Dataset excerpt
- - -

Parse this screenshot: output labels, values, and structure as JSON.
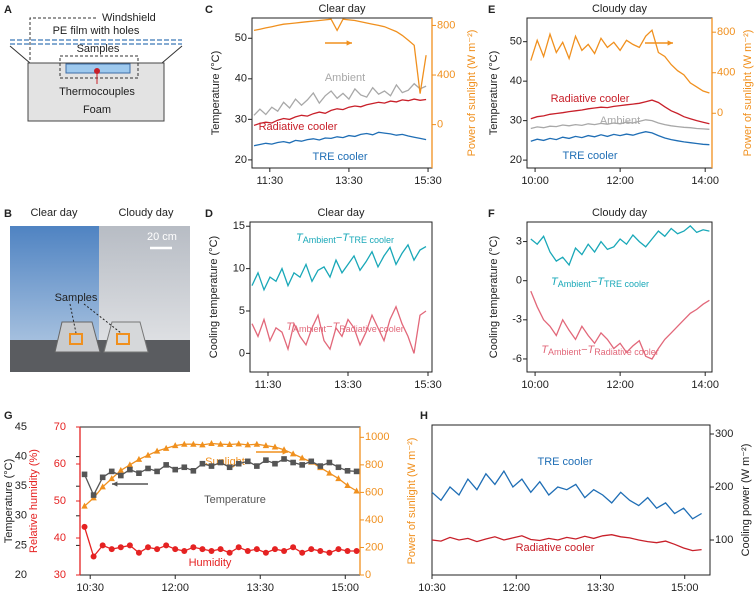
{
  "figure_a": {
    "panel": "A",
    "windshield": "Windshield",
    "film": "PE film with holes",
    "samples": "Samples",
    "thermocouples": "Thermocouples",
    "foam": "Foam"
  },
  "figure_b": {
    "panel": "B",
    "left": "Clear day",
    "right": "Cloudy day",
    "scale": "20 cm",
    "samples": "Samples"
  },
  "chart_data": [
    {
      "type": "line",
      "panel": "C",
      "title": "Clear day",
      "ylabel": "Temperature (°C)",
      "y2label": "Power of sunlight (W m⁻²)",
      "x": [
        11.1,
        11.25,
        11.4,
        11.55,
        11.7,
        11.85,
        12.0,
        12.15,
        12.3,
        12.45,
        12.6,
        12.75,
        12.9,
        13.05,
        13.2,
        13.35,
        13.5,
        13.65,
        13.8,
        13.95,
        14.1,
        14.25,
        14.4,
        14.55,
        14.7,
        14.85,
        15.0,
        15.15,
        15.3,
        15.45
      ],
      "xlim": [
        11.05,
        15.6
      ],
      "xticks": [
        {
          "value": 11.5,
          "label": "11:30"
        },
        {
          "value": 13.5,
          "label": "13:30"
        },
        {
          "value": 15.5,
          "label": "15:30"
        }
      ],
      "ylim": [
        18,
        55
      ],
      "yticks": [
        20,
        30,
        40,
        50
      ],
      "y2lim": [
        -350,
        860
      ],
      "y2ticks": [
        0,
        400,
        800
      ],
      "series": [
        {
          "name": "TRE cooler",
          "color": "#1f6eb5",
          "values": [
            23.5,
            23.8,
            24.1,
            23.9,
            24.3,
            24.5,
            24.2,
            24.8,
            24.6,
            25.0,
            25.2,
            24.9,
            25.4,
            25.3,
            25.7,
            25.5,
            26.0,
            25.8,
            26.3,
            26.5,
            26.2,
            26.8,
            26.6,
            26.4,
            26.1,
            26.3,
            25.9,
            25.6,
            25.3,
            25.0
          ]
        },
        {
          "name": "Radiative cooler",
          "color": "#c8202a",
          "values": [
            28.5,
            29.0,
            29.3,
            29.1,
            29.8,
            30.2,
            30.0,
            30.6,
            31.0,
            30.8,
            31.4,
            31.8,
            31.5,
            32.2,
            32.6,
            32.4,
            33.0,
            33.3,
            33.1,
            33.6,
            33.9,
            34.2,
            34.0,
            34.5,
            34.3,
            34.8,
            34.6,
            35.0,
            34.7,
            34.9
          ]
        },
        {
          "name": "Ambient",
          "color": "#a8a8a8",
          "values": [
            31.0,
            32.5,
            31.2,
            33.0,
            32.0,
            34.2,
            32.8,
            35.0,
            33.5,
            34.8,
            36.5,
            34.0,
            35.8,
            37.0,
            35.2,
            36.4,
            35.0,
            37.5,
            36.0,
            35.5,
            37.8,
            36.2,
            37.0,
            35.8,
            38.5,
            36.6,
            37.2,
            38.8,
            37.5,
            38.2
          ]
        },
        {
          "color": "#f0901e",
          "axis": "y2",
          "values": [
            760,
            770,
            780,
            790,
            800,
            810,
            815,
            820,
            825,
            830,
            835,
            840,
            845,
            850,
            760,
            850,
            845,
            840,
            830,
            820,
            810,
            800,
            790,
            770,
            750,
            720,
            680,
            640,
            250,
            560
          ]
        }
      ]
    },
    {
      "type": "line",
      "panel": "D",
      "title": "Clear day",
      "ylabel": "Cooling temperature (°C)",
      "x": [
        11.1,
        11.25,
        11.4,
        11.55,
        11.7,
        11.85,
        12.0,
        12.15,
        12.3,
        12.45,
        12.6,
        12.75,
        12.9,
        13.05,
        13.2,
        13.35,
        13.5,
        13.65,
        13.8,
        13.95,
        14.1,
        14.25,
        14.4,
        14.55,
        14.7,
        14.85,
        15.0,
        15.15,
        15.3,
        15.45
      ],
      "xlim": [
        11.05,
        15.6
      ],
      "xticks": [
        {
          "value": 11.5,
          "label": "11:30"
        },
        {
          "value": 13.5,
          "label": "13:30"
        },
        {
          "value": 15.5,
          "label": "15:30"
        }
      ],
      "ylim": [
        -2.2,
        15.5
      ],
      "yticks": [
        0,
        5,
        10,
        15
      ],
      "series": [
        {
          "name": [
            "T",
            "Ambient",
            "−T",
            "TRE cooler"
          ],
          "color": "#19a8b8",
          "values": [
            8.0,
            9.5,
            7.5,
            9.0,
            8.5,
            10.0,
            8.0,
            9.5,
            9.0,
            10.5,
            8.5,
            9.8,
            10.2,
            9.0,
            11.0,
            9.5,
            10.5,
            11.5,
            9.8,
            10.8,
            12.0,
            10.2,
            11.5,
            12.5,
            10.5,
            11.8,
            12.8,
            11.0,
            12.2,
            12.6
          ]
        },
        {
          "name": [
            "T",
            "Ambient",
            "−T",
            "Radiative cooler"
          ],
          "color": "#e2687a",
          "values": [
            3.5,
            2.0,
            4.0,
            1.5,
            3.0,
            2.5,
            0.5,
            3.5,
            2.0,
            1.0,
            3.0,
            4.5,
            1.5,
            0.5,
            3.0,
            2.0,
            4.0,
            3.0,
            1.0,
            2.5,
            4.5,
            3.0,
            1.5,
            4.0,
            5.5,
            3.5,
            2.0,
            0.0,
            4.5,
            5.0
          ]
        }
      ]
    },
    {
      "type": "line",
      "panel": "E",
      "title": "Cloudy day",
      "ylabel": "Temperature (°C)",
      "y2label": "Power of sunlight (W m⁻²)",
      "x": [
        9.9,
        10.05,
        10.2,
        10.35,
        10.5,
        10.65,
        10.8,
        10.95,
        11.1,
        11.25,
        11.4,
        11.55,
        11.7,
        11.85,
        12.0,
        12.15,
        12.3,
        12.45,
        12.6,
        12.75,
        12.9,
        13.05,
        13.2,
        13.35,
        13.5,
        13.65,
        13.8,
        13.95,
        14.1
      ],
      "xlim": [
        9.81,
        14.16
      ],
      "xticks": [
        {
          "value": 10,
          "label": "10:00"
        },
        {
          "value": 12,
          "label": "12:00"
        },
        {
          "value": 14,
          "label": "14:00"
        }
      ],
      "ylim": [
        18,
        56
      ],
      "yticks": [
        20,
        30,
        40,
        50
      ],
      "y2lim": [
        -540,
        940
      ],
      "y2ticks": [
        0,
        400,
        800
      ],
      "series": [
        {
          "name": "TRE cooler",
          "color": "#1f6eb5",
          "values": [
            24.8,
            25.3,
            25.0,
            25.5,
            25.2,
            25.8,
            25.5,
            26.0,
            25.7,
            26.2,
            25.9,
            26.4,
            26.0,
            26.5,
            26.2,
            26.6,
            26.3,
            26.8,
            27.2,
            26.9,
            26.2,
            25.6,
            25.2,
            24.9,
            24.6,
            24.4,
            24.2,
            24.0,
            23.9
          ]
        },
        {
          "name": "Radiative cooler",
          "color": "#c8202a",
          "values": [
            30.5,
            31.0,
            31.2,
            31.6,
            31.8,
            32.0,
            32.3,
            32.5,
            32.7,
            33.0,
            33.2,
            33.4,
            33.3,
            33.6,
            33.8,
            34.0,
            34.2,
            34.4,
            34.8,
            35.2,
            34.6,
            33.5,
            32.5,
            31.8,
            31.0,
            30.5,
            30.0,
            29.6,
            29.2
          ]
        },
        {
          "name": "Ambient",
          "color": "#a8a8a8",
          "values": [
            28.0,
            28.4,
            28.2,
            28.6,
            28.5,
            28.9,
            28.7,
            29.0,
            28.8,
            29.2,
            29.0,
            29.3,
            29.1,
            29.4,
            29.2,
            29.6,
            29.4,
            29.8,
            30.2,
            30.0,
            29.4,
            29.0,
            28.7,
            28.5,
            28.3,
            28.2,
            28.0,
            27.9,
            27.8
          ]
        },
        {
          "color": "#f0901e",
          "axis": "y2",
          "values": [
            520,
            720,
            560,
            780,
            600,
            700,
            540,
            760,
            620,
            680,
            590,
            740,
            650,
            700,
            620,
            720,
            680,
            650,
            760,
            820,
            600,
            560,
            480,
            420,
            380,
            300,
            260,
            220,
            200
          ]
        }
      ]
    },
    {
      "type": "line",
      "panel": "F",
      "title": "Cloudy day",
      "ylabel": "Cooling temperature (°C)",
      "x": [
        9.9,
        10.05,
        10.2,
        10.35,
        10.5,
        10.65,
        10.8,
        10.95,
        11.1,
        11.25,
        11.4,
        11.55,
        11.7,
        11.85,
        12.0,
        12.15,
        12.3,
        12.45,
        12.6,
        12.75,
        12.9,
        13.05,
        13.2,
        13.35,
        13.5,
        13.65,
        13.8,
        13.95,
        14.1
      ],
      "xlim": [
        9.81,
        14.16
      ],
      "xticks": [
        {
          "value": 10,
          "label": "10:00"
        },
        {
          "value": 12,
          "label": "12:00"
        },
        {
          "value": 14,
          "label": "14:00"
        }
      ],
      "ylim": [
        -7.0,
        4.5
      ],
      "yticks": [
        -6,
        -3,
        0,
        3
      ],
      "series": [
        {
          "name": [
            "T",
            "Ambient",
            "−T",
            "TRE cooler"
          ],
          "color": "#19a8b8",
          "values": [
            3.2,
            2.8,
            3.4,
            2.2,
            1.5,
            1.8,
            1.2,
            2.5,
            2.0,
            2.8,
            2.2,
            3.0,
            2.4,
            2.6,
            3.2,
            2.8,
            3.5,
            3.0,
            2.6,
            3.2,
            3.8,
            3.4,
            4.0,
            3.6,
            3.8,
            4.2,
            3.7,
            3.9,
            3.8
          ]
        },
        {
          "name": [
            "T",
            "Ambient",
            "−T",
            "Radiative cooler"
          ],
          "color": "#e2687a",
          "values": [
            -0.8,
            -2.0,
            -3.0,
            -3.5,
            -4.2,
            -3.0,
            -3.8,
            -4.5,
            -3.5,
            -4.2,
            -4.8,
            -4.0,
            -4.5,
            -5.2,
            -4.8,
            -5.5,
            -5.0,
            -4.6,
            -5.8,
            -6.0,
            -5.2,
            -4.5,
            -4.0,
            -3.5,
            -3.0,
            -2.5,
            -2.2,
            -1.8,
            -1.5
          ]
        }
      ]
    },
    {
      "type": "line",
      "panel": "G",
      "ylabel": "Temperature (°C)",
      "y2label": "Relative humidity (%)",
      "y3label": "Power of sunlight (W m⁻²)",
      "x": [
        10.4,
        10.56,
        10.72,
        10.88,
        11.04,
        11.2,
        11.36,
        11.52,
        11.68,
        11.84,
        12.0,
        12.16,
        12.32,
        12.48,
        12.64,
        12.8,
        12.96,
        13.12,
        13.28,
        13.44,
        13.6,
        13.76,
        13.92,
        14.08,
        14.24,
        14.4,
        14.56,
        14.72,
        14.88,
        15.04,
        15.2
      ],
      "xlim": [
        10.32,
        15.26
      ],
      "xticks": [
        {
          "value": 10.5,
          "label": "10:30"
        },
        {
          "value": 12,
          "label": "12:00"
        },
        {
          "value": 13.5,
          "label": "13:30"
        },
        {
          "value": 15,
          "label": "15:00"
        }
      ],
      "ylim": [
        20,
        45
      ],
      "yticks": [
        20,
        25,
        30,
        35,
        40,
        45
      ],
      "y2lim": [
        30,
        70
      ],
      "y2ticks": [
        30,
        40,
        50,
        60,
        70
      ],
      "y3lim": [
        0,
        1075
      ],
      "y3ticks": [
        0,
        200,
        400,
        600,
        800,
        1000
      ],
      "series": [
        {
          "name": "Sunlight",
          "color": "#f0901e",
          "axis": "y3",
          "marker": "triangle",
          "values": [
            500,
            560,
            640,
            700,
            760,
            800,
            840,
            870,
            900,
            920,
            940,
            950,
            950,
            945,
            955,
            950,
            948,
            952,
            945,
            950,
            940,
            930,
            910,
            880,
            850,
            820,
            780,
            740,
            700,
            650,
            610
          ]
        },
        {
          "name": "Temperature",
          "color": "#555555",
          "marker": "square",
          "values": [
            37.0,
            33.5,
            36.5,
            37.5,
            36.8,
            37.8,
            37.2,
            38.0,
            37.5,
            38.6,
            37.8,
            38.2,
            37.6,
            38.8,
            38.4,
            39.0,
            38.2,
            38.8,
            39.2,
            38.4,
            39.4,
            38.8,
            39.6,
            39.0,
            38.6,
            39.2,
            38.4,
            39.0,
            38.2,
            37.6,
            37.5
          ]
        },
        {
          "name": "Humidity",
          "color": "#e52222",
          "axis": "y2",
          "marker": "circle",
          "values": [
            43,
            35,
            38,
            37,
            37.5,
            38,
            36,
            37.5,
            37,
            38,
            37,
            36.5,
            37.5,
            37,
            36.5,
            37,
            36,
            37.5,
            36.5,
            37,
            36,
            37,
            36.5,
            37.5,
            36,
            37,
            36.5,
            36,
            37,
            36.5,
            36.5
          ]
        }
      ]
    },
    {
      "type": "line",
      "panel": "H",
      "ylabel": "Cooling power (W m⁻²)",
      "x": [
        10.5,
        10.66,
        10.82,
        10.98,
        11.14,
        11.3,
        11.46,
        11.62,
        11.78,
        11.94,
        12.1,
        12.26,
        12.42,
        12.58,
        12.74,
        12.9,
        13.06,
        13.22,
        13.38,
        13.54,
        13.7,
        13.86,
        14.02,
        14.18,
        14.34,
        14.5,
        14.66,
        14.82,
        14.98,
        15.14,
        15.3
      ],
      "xlim": [
        10.5,
        15.45
      ],
      "xticks": [
        {
          "value": 10.5,
          "label": "10:30"
        },
        {
          "value": 12,
          "label": "12:00"
        },
        {
          "value": 13.5,
          "label": "13:30"
        },
        {
          "value": 15,
          "label": "15:00"
        }
      ],
      "ylim": [
        34,
        317
      ],
      "yticks": [
        100,
        200,
        300
      ],
      "series": [
        {
          "name": "TRE cooler",
          "color": "#1f6eb5",
          "values": [
            190,
            175,
            200,
            185,
            215,
            195,
            225,
            205,
            230,
            200,
            215,
            190,
            210,
            185,
            200,
            195,
            205,
            180,
            195,
            185,
            170,
            190,
            175,
            165,
            180,
            160,
            170,
            150,
            160,
            140,
            150
          ]
        },
        {
          "name": "Radiative cooler",
          "color": "#c8202a",
          "values": [
            100,
            98,
            105,
            100,
            103,
            97,
            102,
            106,
            100,
            104,
            108,
            101,
            99,
            103,
            100,
            105,
            102,
            107,
            103,
            108,
            110,
            106,
            104,
            100,
            97,
            95,
            98,
            92,
            85,
            80,
            82
          ]
        }
      ]
    }
  ]
}
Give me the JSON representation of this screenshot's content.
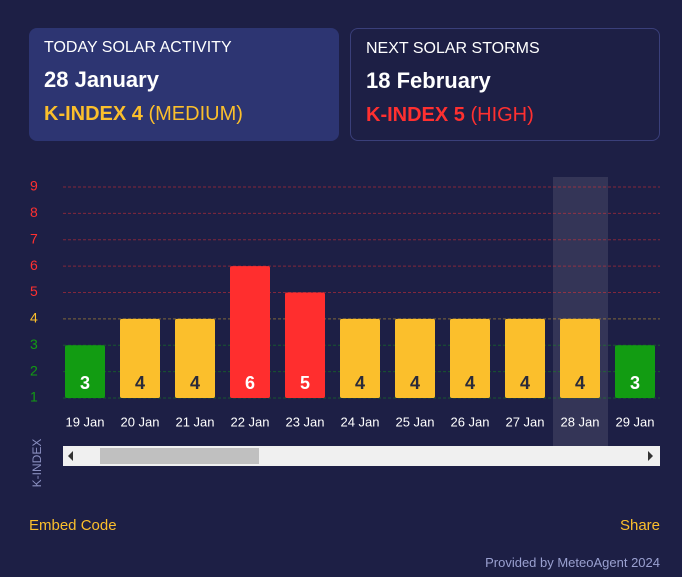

- - -

WRITTEN PROBLEM
Show the lines where the word "screenshot" appears in the entries.

ANSWER TO THIS EXERCISE
Parse this screenshot: output labels, values, and structure as JSON.
Give me the JSON representation of this screenshot's content.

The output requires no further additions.